§ TASK BRIEF:
Every line that holds "percent" should be shown.

§ GIVEN DATA:

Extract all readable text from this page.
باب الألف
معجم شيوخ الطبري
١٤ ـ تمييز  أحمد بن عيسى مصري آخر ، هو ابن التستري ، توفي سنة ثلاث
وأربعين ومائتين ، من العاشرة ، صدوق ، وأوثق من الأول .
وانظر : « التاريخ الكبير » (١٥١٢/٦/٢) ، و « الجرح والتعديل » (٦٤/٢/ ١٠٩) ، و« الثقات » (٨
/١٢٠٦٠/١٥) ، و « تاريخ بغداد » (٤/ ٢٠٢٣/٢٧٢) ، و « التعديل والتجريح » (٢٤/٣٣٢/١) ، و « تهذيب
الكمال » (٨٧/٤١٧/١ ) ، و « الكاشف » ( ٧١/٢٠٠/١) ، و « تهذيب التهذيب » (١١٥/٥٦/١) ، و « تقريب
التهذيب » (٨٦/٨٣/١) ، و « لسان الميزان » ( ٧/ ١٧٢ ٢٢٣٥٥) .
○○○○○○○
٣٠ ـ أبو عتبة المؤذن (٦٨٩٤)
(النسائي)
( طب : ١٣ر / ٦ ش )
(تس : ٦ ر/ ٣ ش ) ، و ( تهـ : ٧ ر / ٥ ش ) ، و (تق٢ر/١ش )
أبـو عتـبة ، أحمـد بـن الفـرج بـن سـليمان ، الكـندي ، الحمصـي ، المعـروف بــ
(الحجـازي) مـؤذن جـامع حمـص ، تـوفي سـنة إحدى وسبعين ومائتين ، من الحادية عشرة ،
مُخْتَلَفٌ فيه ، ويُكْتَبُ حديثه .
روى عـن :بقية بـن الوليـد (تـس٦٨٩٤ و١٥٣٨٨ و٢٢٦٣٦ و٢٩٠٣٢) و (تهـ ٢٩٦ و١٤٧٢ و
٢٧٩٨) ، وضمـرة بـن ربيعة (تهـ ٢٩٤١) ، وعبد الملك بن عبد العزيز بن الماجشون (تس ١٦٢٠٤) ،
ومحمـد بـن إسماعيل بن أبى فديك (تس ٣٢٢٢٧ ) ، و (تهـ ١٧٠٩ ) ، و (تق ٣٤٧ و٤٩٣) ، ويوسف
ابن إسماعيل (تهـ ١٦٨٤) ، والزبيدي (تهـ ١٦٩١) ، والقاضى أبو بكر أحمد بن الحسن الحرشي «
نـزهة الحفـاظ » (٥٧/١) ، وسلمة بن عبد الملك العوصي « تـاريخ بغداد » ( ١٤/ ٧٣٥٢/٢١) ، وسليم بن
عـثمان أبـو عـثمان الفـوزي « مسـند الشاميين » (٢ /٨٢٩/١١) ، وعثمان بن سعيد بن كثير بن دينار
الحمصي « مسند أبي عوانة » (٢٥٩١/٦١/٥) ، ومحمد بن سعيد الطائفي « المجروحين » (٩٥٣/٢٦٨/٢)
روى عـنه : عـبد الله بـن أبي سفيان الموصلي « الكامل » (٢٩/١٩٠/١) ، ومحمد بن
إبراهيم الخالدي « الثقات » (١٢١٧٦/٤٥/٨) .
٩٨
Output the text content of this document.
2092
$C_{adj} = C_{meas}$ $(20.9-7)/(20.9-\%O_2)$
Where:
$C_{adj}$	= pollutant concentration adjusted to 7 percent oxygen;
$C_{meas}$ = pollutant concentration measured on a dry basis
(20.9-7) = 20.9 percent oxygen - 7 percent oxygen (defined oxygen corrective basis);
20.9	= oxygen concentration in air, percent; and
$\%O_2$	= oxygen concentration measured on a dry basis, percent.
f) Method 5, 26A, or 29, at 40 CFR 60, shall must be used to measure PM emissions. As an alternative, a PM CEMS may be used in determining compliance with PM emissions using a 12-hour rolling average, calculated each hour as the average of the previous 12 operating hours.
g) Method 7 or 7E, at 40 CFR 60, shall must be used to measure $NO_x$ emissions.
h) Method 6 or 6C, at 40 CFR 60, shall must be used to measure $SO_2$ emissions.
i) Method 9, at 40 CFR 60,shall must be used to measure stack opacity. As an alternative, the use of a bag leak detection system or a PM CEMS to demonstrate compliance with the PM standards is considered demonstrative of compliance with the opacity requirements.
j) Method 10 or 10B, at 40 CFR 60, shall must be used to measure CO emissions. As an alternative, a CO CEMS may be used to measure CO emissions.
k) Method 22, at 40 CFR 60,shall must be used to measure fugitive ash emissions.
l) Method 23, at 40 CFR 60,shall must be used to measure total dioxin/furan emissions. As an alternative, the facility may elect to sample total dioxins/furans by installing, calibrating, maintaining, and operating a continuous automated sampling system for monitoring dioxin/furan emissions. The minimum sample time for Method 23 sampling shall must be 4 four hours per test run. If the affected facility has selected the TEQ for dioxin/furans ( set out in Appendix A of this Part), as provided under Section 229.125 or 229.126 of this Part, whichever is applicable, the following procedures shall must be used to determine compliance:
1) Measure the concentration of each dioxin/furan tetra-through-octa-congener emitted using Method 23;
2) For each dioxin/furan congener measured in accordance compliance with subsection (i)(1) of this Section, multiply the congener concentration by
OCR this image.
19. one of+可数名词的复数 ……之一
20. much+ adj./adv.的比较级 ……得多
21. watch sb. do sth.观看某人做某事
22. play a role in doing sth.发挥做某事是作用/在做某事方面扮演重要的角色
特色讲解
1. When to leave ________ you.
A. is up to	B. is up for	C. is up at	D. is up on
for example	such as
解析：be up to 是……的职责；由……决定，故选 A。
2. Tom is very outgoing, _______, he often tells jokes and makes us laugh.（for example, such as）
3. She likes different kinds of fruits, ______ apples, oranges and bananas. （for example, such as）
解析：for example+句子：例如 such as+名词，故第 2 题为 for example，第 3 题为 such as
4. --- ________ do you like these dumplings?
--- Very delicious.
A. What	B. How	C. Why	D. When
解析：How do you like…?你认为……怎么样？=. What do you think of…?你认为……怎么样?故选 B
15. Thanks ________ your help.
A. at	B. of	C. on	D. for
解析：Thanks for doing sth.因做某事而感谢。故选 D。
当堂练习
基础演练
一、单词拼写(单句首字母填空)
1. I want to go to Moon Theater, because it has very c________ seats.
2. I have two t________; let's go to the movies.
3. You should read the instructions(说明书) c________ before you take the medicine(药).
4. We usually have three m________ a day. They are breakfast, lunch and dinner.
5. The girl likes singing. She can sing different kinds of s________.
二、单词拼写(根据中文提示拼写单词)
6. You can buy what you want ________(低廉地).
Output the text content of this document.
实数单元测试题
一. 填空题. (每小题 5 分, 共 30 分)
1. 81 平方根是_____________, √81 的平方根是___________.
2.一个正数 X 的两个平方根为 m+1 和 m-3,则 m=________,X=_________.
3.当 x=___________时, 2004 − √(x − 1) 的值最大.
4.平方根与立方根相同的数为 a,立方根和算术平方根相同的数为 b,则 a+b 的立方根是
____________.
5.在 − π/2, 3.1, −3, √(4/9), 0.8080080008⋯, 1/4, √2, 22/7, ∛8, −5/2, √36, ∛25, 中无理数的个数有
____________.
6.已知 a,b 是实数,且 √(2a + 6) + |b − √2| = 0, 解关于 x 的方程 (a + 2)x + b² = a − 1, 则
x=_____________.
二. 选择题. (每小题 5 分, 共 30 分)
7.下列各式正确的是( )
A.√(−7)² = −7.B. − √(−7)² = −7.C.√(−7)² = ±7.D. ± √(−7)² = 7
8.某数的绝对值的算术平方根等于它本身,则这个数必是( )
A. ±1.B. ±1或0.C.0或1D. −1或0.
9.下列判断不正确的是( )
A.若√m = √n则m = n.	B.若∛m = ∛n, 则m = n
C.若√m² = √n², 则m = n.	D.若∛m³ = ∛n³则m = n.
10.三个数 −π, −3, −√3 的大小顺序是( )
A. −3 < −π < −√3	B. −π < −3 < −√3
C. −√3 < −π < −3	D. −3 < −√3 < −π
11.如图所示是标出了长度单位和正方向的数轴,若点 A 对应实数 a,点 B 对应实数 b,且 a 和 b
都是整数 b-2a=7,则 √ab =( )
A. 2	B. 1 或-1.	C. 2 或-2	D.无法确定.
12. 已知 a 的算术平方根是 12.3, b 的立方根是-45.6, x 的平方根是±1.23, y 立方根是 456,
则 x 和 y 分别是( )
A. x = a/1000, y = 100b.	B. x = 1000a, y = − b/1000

§ WORKED ANSWER:
$C_{adj}$	= pollutant concentration adjusted to 7 percent oxygen;
(20.9-7) = 20.9 percent oxygen - 7 percent oxygen (defined oxygen corrective basis);
20.9	= oxygen concentration in air, percent; and
$\%O_2$	= oxygen concentration measured on a dry basis, percent.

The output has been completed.